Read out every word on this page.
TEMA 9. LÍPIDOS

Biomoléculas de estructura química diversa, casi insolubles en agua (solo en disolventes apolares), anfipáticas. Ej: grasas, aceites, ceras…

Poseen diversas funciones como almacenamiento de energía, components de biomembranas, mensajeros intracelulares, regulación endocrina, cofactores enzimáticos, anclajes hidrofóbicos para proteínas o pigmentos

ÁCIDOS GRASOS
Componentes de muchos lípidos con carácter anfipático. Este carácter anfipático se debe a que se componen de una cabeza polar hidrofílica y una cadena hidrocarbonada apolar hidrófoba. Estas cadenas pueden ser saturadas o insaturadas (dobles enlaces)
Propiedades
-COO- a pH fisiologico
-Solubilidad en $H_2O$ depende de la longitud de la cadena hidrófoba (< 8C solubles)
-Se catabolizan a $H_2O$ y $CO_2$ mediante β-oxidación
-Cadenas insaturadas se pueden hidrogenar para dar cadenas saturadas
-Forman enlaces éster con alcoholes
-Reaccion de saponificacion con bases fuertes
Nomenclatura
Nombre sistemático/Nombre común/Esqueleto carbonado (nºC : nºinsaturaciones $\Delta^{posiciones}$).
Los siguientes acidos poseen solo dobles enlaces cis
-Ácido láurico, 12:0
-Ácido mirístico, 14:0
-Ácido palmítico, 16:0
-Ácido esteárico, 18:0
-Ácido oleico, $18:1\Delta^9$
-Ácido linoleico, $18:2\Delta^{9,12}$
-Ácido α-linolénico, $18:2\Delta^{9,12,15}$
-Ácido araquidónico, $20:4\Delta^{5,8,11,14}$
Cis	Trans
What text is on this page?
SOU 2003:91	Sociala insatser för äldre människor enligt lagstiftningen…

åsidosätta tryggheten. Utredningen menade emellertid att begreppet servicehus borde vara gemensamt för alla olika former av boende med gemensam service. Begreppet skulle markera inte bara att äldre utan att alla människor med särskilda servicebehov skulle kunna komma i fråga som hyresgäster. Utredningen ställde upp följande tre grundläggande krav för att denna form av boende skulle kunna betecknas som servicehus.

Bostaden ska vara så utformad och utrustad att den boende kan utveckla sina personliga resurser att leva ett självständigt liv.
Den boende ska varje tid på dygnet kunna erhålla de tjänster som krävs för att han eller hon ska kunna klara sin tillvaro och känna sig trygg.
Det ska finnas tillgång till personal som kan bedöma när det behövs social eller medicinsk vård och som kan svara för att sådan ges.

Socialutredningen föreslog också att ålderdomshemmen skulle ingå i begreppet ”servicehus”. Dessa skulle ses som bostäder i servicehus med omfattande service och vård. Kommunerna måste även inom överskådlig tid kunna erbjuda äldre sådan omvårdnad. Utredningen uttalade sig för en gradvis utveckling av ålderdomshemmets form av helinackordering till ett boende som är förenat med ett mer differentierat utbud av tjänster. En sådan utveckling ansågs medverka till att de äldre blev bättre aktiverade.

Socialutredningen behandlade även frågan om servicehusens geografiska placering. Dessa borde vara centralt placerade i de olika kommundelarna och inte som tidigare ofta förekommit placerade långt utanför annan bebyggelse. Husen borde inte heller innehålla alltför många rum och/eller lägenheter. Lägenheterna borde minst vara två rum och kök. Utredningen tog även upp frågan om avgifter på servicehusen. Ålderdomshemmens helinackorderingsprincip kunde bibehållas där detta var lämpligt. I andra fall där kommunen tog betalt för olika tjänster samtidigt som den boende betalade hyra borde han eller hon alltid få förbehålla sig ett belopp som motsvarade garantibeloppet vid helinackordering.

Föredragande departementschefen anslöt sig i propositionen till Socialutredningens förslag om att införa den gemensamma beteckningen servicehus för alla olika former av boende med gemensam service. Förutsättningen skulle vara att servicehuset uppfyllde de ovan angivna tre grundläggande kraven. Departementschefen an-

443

________________

> Task statement: Every line above needs to be retyped exactly.

> Final result:
Read out every word on this page.
TEMA 9. LÍPIDOS

Biomoléculas de estructura química diversa, casi insolubles en agua (solo en disolventes apolares), anfipáticas. Ej: grasas, aceites, ceras…

Poseen diversas funciones como almacenamiento de energía, components de biomembranas, mensajeros intracelulares, regulación endocrina, cofactores enzimáticos, anclajes hidrofóbicos para proteínas o pigmentos

ÁCIDOS GRASOS
Componentes de muchos lípidos con carácter anfipático. Este carácter anfipático se debe a que se componen de una cabeza polar hidrofílica y una cadena hidrocarbonada apolar hidrófoba. Estas cadenas pueden ser saturadas o insaturadas (dobles enlaces)
Propiedades
-COO- a pH fisiologico
-Solubilidad en $H_2O$ depende de la longitud de la cadena hidrófoba (< 8C solubles)
-Se catabolizan a $H_2O$ y $CO_2$ mediante β-oxidación
-Cadenas insaturadas se pueden hidrogenar para dar cadenas saturadas
-Forman enlaces éster con alcoholes
-Reaccion de saponificacion con bases fuertes
Nomenclatura
Nombre sistemático/Nombre común/Esqueleto carbonado (nºC : nºinsaturaciones $\Delta^{posiciones}$).
Los siguientes acidos poseen solo dobles enlaces cis
-Ácido láurico, 12:0
-Ácido mirístico, 14:0
-Ácido palmítico, 16:0
-Ácido esteárico, 18:0
-Ácido oleico, $18:1\Delta^9$
-Ácido linoleico, $18:2\Delta^{9,12}$
-Ácido α-linolénico, $18:2\Delta^{9,12,15}$
-Ácido araquidónico, $20:4\Delta^{5,8,11,14}$
Cis	Trans
What text is on this page?
SOU 2003:91	Sociala insatser för äldre människor enligt lagstiftningen…

åsidosätta tryggheten. Utredningen menade emellertid att begreppet servicehus borde vara gemensamt för alla olika former av boende med gemensam service. Begreppet skulle markera inte bara att äldre utan att alla människor med särskilda servicebehov skulle kunna komma i fråga som hyresgäster. Utredningen ställde upp följande tre grundläggande krav för att denna form av boende skulle kunna betecknas som servicehus.

Bostaden ska vara så utformad och utrustad att den boende kan utveckla sina personliga resurser att leva ett självständigt liv.
Den boende ska varje tid på dygnet kunna erhålla de tjänster som krävs för att han eller hon ska kunna klara sin tillvaro och känna sig trygg.
Det ska finnas tillgång till personal som kan bedöma när det behövs social eller medicinsk vård och som kan svara för att sådan ges.

Socialutredningen föreslog också att ålderdomshemmen skulle ingå i begreppet ”servicehus”. Dessa skulle ses som bostäder i servicehus med omfattande service och vård. Kommunerna måste även inom överskådlig tid kunna erbjuda äldre sådan omvårdnad. Utredningen uttalade sig för en gradvis utveckling av ålderdomshemmets form av helinackordering till ett boende som är förenat med ett mer differentierat utbud av tjänster. En sådan utveckling ansågs medverka till att de äldre blev bättre aktiverade.

Socialutredningen behandlade även frågan om servicehusens geografiska placering. Dessa borde vara centralt placerade i de olika kommundelarna och inte som tidigare ofta förekommit placerade långt utanför annan bebyggelse. Husen borde inte heller innehålla alltför många rum och/eller lägenheter. Lägenheterna borde minst vara två rum och kök. Utredningen tog även upp frågan om avgifter på servicehusen. Ålderdomshemmens helinackorderingsprincip kunde bibehållas där detta var lämpligt. I andra fall där kommunen tog betalt för olika tjänster samtidigt som den boende betalade hyra borde han eller hon alltid få förbehålla sig ett belopp som motsvarade garantibeloppet vid helinackordering.

Föredragande departementschefen anslöt sig i propositionen till Socialutredningens förslag om att införa den gemensamma beteckningen servicehus för alla olika former av boende med gemensam service. Förutsättningen skulle vara att servicehuset uppfyllde de ovan angivna tre grundläggande kraven. Departementschefen an-

443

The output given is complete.